To do:
Scan the lines below for the word "icon". Copy each line you find it in.

Stored rows:
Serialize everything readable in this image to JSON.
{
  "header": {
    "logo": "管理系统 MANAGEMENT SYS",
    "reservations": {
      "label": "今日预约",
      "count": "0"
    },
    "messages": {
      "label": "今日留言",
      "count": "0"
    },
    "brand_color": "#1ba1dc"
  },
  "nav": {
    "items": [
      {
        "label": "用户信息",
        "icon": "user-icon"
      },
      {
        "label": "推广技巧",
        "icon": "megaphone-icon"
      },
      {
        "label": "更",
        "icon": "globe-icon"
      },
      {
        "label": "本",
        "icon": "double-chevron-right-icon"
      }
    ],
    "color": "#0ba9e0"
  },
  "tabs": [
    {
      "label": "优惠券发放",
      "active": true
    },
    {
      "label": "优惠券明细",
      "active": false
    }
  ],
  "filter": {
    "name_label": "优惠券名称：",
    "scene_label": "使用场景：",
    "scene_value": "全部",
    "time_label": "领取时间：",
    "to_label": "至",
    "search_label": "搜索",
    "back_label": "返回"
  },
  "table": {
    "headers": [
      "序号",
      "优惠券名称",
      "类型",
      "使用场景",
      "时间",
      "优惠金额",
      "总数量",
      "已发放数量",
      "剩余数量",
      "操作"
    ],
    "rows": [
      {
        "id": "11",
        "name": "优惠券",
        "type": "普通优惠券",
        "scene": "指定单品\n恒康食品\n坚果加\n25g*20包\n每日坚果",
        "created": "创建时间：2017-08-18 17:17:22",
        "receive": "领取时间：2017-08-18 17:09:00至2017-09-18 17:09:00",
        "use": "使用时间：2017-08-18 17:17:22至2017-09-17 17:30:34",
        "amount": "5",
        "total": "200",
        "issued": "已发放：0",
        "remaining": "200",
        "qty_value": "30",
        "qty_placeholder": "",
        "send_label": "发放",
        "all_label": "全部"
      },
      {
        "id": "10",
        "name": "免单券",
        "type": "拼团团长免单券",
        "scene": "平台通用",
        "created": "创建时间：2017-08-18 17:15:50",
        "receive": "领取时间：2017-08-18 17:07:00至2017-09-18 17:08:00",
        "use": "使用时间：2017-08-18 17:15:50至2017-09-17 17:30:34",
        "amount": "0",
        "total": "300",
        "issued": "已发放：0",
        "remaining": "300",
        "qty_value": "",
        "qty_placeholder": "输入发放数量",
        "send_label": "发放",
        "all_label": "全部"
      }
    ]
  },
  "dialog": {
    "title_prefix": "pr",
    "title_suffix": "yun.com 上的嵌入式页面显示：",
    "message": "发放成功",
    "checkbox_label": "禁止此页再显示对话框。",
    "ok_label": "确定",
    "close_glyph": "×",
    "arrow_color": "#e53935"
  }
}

* * *

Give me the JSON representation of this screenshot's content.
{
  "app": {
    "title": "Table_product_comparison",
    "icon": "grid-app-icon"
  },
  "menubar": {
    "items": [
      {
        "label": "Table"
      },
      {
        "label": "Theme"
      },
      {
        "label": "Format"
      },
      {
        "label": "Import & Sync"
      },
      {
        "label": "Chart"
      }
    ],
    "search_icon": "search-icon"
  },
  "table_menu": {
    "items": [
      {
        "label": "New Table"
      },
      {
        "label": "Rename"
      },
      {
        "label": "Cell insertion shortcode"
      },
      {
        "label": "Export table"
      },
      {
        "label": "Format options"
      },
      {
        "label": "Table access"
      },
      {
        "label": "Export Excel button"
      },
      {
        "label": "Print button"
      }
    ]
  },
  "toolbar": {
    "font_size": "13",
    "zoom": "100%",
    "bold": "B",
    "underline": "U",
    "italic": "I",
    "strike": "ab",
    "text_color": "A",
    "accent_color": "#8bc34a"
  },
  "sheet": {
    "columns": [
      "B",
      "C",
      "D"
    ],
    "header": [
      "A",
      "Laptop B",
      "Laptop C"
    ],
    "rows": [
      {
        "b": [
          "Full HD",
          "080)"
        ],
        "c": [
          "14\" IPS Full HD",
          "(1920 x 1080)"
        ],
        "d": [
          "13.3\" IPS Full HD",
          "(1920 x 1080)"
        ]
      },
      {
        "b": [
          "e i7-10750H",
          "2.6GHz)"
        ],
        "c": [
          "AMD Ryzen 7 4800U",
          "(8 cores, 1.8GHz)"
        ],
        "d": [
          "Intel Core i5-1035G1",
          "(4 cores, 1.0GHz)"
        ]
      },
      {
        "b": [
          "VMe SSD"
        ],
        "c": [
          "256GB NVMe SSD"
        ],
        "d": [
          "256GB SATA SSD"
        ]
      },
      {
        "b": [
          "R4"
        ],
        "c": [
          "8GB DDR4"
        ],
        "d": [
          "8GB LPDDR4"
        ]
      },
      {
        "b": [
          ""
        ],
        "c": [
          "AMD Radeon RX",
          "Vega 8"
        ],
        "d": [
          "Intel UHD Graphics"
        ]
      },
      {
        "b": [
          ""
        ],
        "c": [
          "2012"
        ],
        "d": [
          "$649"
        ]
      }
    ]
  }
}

Worked solution:
        "icon": "user-icon"
        "icon": "megaphone-icon"
        "icon": "globe-icon"
        "icon": "double-chevron-right-icon"
    "icon": "grid-app-icon"
    "search_icon": "search-icon"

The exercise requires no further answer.